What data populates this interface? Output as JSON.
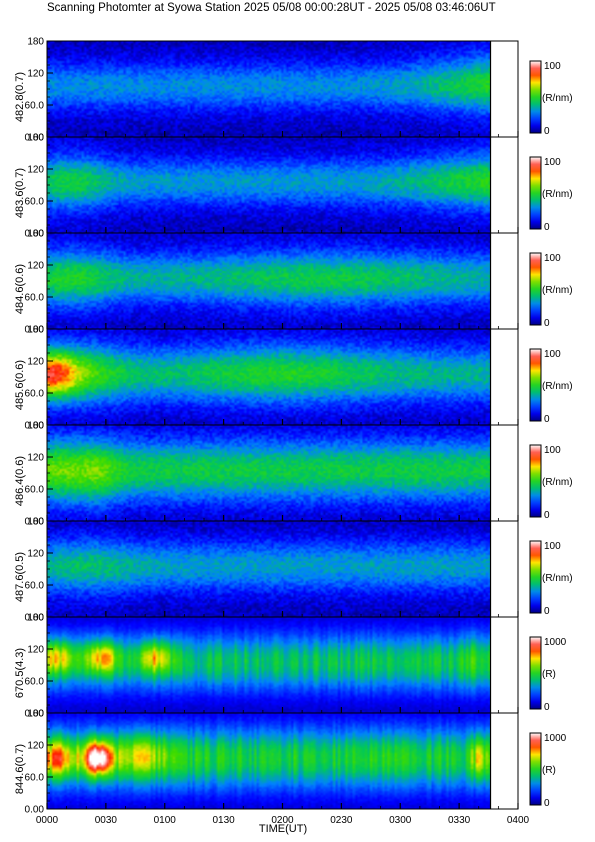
{
  "chart_data": {
    "type": "heatmap",
    "title": "Scanning Photomter at Syowa Station 2025 05/08 00:00:28UT - 2025 05/08 03:46:06UT",
    "xlabel": "TIME(UT)",
    "x_ticks": [
      "0000",
      "0030",
      "0100",
      "0130",
      "0200",
      "0230",
      "0300",
      "0330",
      "0400"
    ],
    "x_range_minutes": [
      0,
      240
    ],
    "data_end_minutes": 226,
    "y_range": [
      0,
      180
    ],
    "y_ticks": [
      "0.00",
      "60.0",
      "120",
      "180"
    ],
    "panels": [
      {
        "ylabel": "482.8(0.7)",
        "colorbar_max": "100",
        "colorbar_min": "0",
        "unit": "(R/nm)",
        "base": 0.25,
        "band_width": 45,
        "features": [
          {
            "t": 240,
            "amp": 0.22,
            "w": 45,
            "zc": 105,
            "zw": 70
          }
        ]
      },
      {
        "ylabel": "483.6(0.7)",
        "colorbar_max": "100",
        "colorbar_min": "0",
        "unit": "(R/nm)",
        "base": 0.27,
        "band_width": 45,
        "features": [
          {
            "t": 12,
            "amp": 0.14,
            "w": 20,
            "zc": 95,
            "zw": 70
          },
          {
            "t": 240,
            "amp": 0.2,
            "w": 50,
            "zc": 100,
            "zw": 70
          }
        ]
      },
      {
        "ylabel": "484.6(0.6)",
        "colorbar_max": "100",
        "colorbar_min": "0",
        "unit": "(R/nm)",
        "base": 0.3,
        "band_width": 48,
        "features": [
          {
            "t": 12,
            "amp": 0.14,
            "w": 22,
            "zc": 95,
            "zw": 70
          },
          {
            "t": 140,
            "amp": 0.1,
            "w": 60,
            "zc": 95,
            "zw": 70
          }
        ]
      },
      {
        "ylabel": "485.6(0.6)",
        "colorbar_max": "100",
        "colorbar_min": "0",
        "unit": "(R/nm)",
        "base": 0.32,
        "band_width": 52,
        "features": [
          {
            "t": 2,
            "amp": 0.45,
            "w": 14,
            "zc": 95,
            "zw": 45
          },
          {
            "t": 22,
            "amp": 0.14,
            "w": 20,
            "zc": 100,
            "zw": 70
          },
          {
            "t": 120,
            "amp": 0.12,
            "w": 50,
            "zc": 100,
            "zw": 70
          }
        ]
      },
      {
        "ylabel": "486.4(0.6)",
        "colorbar_max": "100",
        "colorbar_min": "0",
        "unit": "(R/nm)",
        "base": 0.4,
        "band_width": 58,
        "features": [
          {
            "t": 5,
            "amp": 0.12,
            "w": 14,
            "zc": 90,
            "zw": 70
          },
          {
            "t": 25,
            "amp": 0.13,
            "w": 12,
            "zc": 90,
            "zw": 70
          }
        ]
      },
      {
        "ylabel": "487.6(0.5)",
        "colorbar_max": "100",
        "colorbar_min": "0",
        "unit": "(R/nm)",
        "base": 0.28,
        "band_width": 48,
        "features": [
          {
            "t": 20,
            "amp": 0.08,
            "w": 25,
            "zc": 95,
            "zw": 70
          }
        ]
      },
      {
        "ylabel": "670.5(4.3)",
        "colorbar_max": "1000",
        "colorbar_min": "0",
        "unit": "(R)",
        "base": 0.38,
        "band_width": 55,
        "features": [
          {
            "t": 5,
            "amp": 0.3,
            "w": 9,
            "zc": 105,
            "zw": 30
          },
          {
            "t": 28,
            "amp": 0.34,
            "w": 9,
            "zc": 105,
            "zw": 30
          },
          {
            "t": 55,
            "amp": 0.3,
            "w": 9,
            "zc": 105,
            "zw": 30
          },
          {
            "t": 218,
            "amp": 0.1,
            "w": 6,
            "zc": 100,
            "zw": 60
          }
        ]
      },
      {
        "ylabel": "844.6(0.7)",
        "colorbar_max": "1000",
        "colorbar_min": "0",
        "unit": "(R)",
        "base": 0.42,
        "band_width": 60,
        "features": [
          {
            "t": 5,
            "amp": 0.35,
            "w": 10,
            "zc": 95,
            "zw": 35
          },
          {
            "t": 26,
            "amp": 0.62,
            "w": 7,
            "zc": 95,
            "zw": 32
          },
          {
            "t": 48,
            "amp": 0.2,
            "w": 14,
            "zc": 100,
            "zw": 40
          },
          {
            "t": 220,
            "amp": 0.22,
            "w": 4,
            "zc": 95,
            "zw": 40
          }
        ]
      }
    ]
  }
}
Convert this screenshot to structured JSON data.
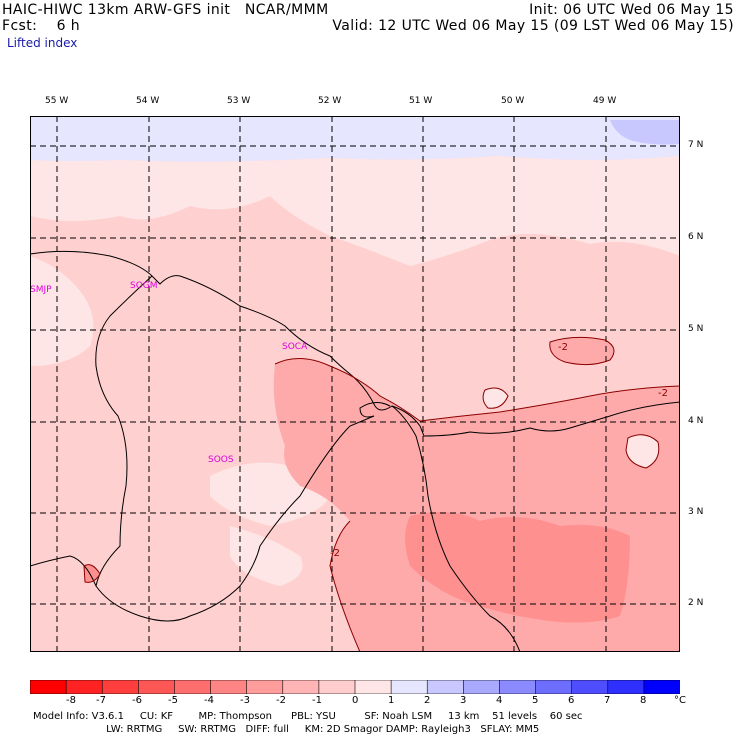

--------------------------------

▶ [Directions for this task]: Exclude the images, then output the data above word for word.

▶ [Solution for this problem]:
What data populates this interface? Output as JSON.
{
  "chart_data": {
    "type": "heatmap",
    "title": "Scanning Photomter at Syowa Station 2025 05/08 00:00:28UT - 2025 05/08 03:46:06UT",
    "xlabel": "TIME(UT)",
    "x_ticks": [
      "0000",
      "0030",
      "0100",
      "0130",
      "0200",
      "0230",
      "0300",
      "0330",
      "0400"
    ],
    "x_range_minutes": [
      0,
      240
    ],
    "data_end_minutes": 226,
    "y_range": [
      0,
      180
    ],
    "y_ticks": [
      "0.00",
      "60.0",
      "120",
      "180"
    ],
    "panels": [
      {
        "ylabel": "482.8(0.7)",
        "colorbar_max": "100",
        "colorbar_min": "0",
        "unit": "(R/nm)",
        "base": 0.25,
        "band_width": 45,
        "features": [
          {
            "t": 240,
            "amp": 0.22,
            "w": 45,
            "zc": 105,
            "zw": 70
          }
        ]
      },
      {
        "ylabel": "483.6(0.7)",
        "colorbar_max": "100",
        "colorbar_min": "0",
        "unit": "(R/nm)",
        "base": 0.27,
        "band_width": 45,
        "features": [
          {
            "t": 12,
            "amp": 0.14,
            "w": 20,
            "zc": 95,
            "zw": 70
          },
          {
            "t": 240,
            "amp": 0.2,
            "w": 50,
            "zc": 100,
            "zw": 70
          }
        ]
      },
      {
        "ylabel": "484.6(0.6)",
        "colorbar_max": "100",
        "colorbar_min": "0",
        "unit": "(R/nm)",
        "base": 0.3,
        "band_width": 48,
        "features": [
          {
            "t": 12,
            "amp": 0.14,
            "w": 22,
            "zc": 95,
            "zw": 70
          },
          {
            "t": 140,
            "amp": 0.1,
            "w": 60,
            "zc": 95,
            "zw": 70
          }
        ]
      },
      {
        "ylabel": "485.6(0.6)",
        "colorbar_max": "100",
        "colorbar_min": "0",
        "unit": "(R/nm)",
        "base": 0.32,
        "band_width": 52,
        "features": [
          {
            "t": 2,
            "amp": 0.45,
            "w": 14,
            "zc": 95,
            "zw": 45
          },
          {
            "t": 22,
            "amp": 0.14,
            "w": 20,
            "zc": 100,
            "zw": 70
          },
          {
            "t": 120,
            "amp": 0.12,
            "w": 50,
            "zc": 100,
            "zw": 70
          }
        ]
      },
      {
        "ylabel": "486.4(0.6)",
        "colorbar_max": "100",
        "colorbar_min": "0",
        "unit": "(R/nm)",
        "base": 0.4,
        "band_width": 58,
        "features": [
          {
            "t": 5,
            "amp": 0.12,
            "w": 14,
            "zc": 90,
            "zw": 70
          },
          {
            "t": 25,
            "amp": 0.13,
            "w": 12,
            "zc": 90,
            "zw": 70
          }
        ]
      },
      {
        "ylabel": "487.6(0.5)",
        "colorbar_max": "100",
        "colorbar_min": "0",
        "unit": "(R/nm)",
        "base": 0.28,
        "band_width": 48,
        "features": [
          {
            "t": 20,
            "amp": 0.08,
            "w": 25,
            "zc": 95,
            "zw": 70
          }
        ]
      },
      {
        "ylabel": "670.5(4.3)",
        "colorbar_max": "1000",
        "colorbar_min": "0",
        "unit": "(R)",
        "base": 0.38,
        "band_width": 55,
        "features": [
          {
            "t": 5,
            "amp": 0.3,
            "w": 9,
            "zc": 105,
            "zw": 30
          },
          {
            "t": 28,
            "amp": 0.34,
            "w": 9,
            "zc": 105,
            "zw": 30
          },
          {
            "t": 55,
            "amp": 0.3,
            "w": 9,
            "zc": 105,
            "zw": 30
          },
          {
            "t": 218,
            "amp": 0.1,
            "w": 6,
            "zc": 100,
            "zw": 60
          }
        ]
      },
      {
        "ylabel": "844.6(0.7)",
        "colorbar_max": "1000",
        "colorbar_min": "0",
        "unit": "(R)",
        "base": 0.42,
        "band_width": 60,
        "features": [
          {
            "t": 5,
            "amp": 0.35,
            "w": 10,
            "zc": 95,
            "zw": 35
          },
          {
            "t": 26,
            "amp": 0.62,
            "w": 7,
            "zc": 95,
            "zw": 32
          },
          {
            "t": 48,
            "amp": 0.2,
            "w": 14,
            "zc": 100,
            "zw": 40
          },
          {
            "t": 220,
            "amp": 0.22,
            "w": 4,
            "zc": 95,
            "zw": 40
          }
        ]
      }
    ]
  }
}
Convert this screenshot to structured JSON data.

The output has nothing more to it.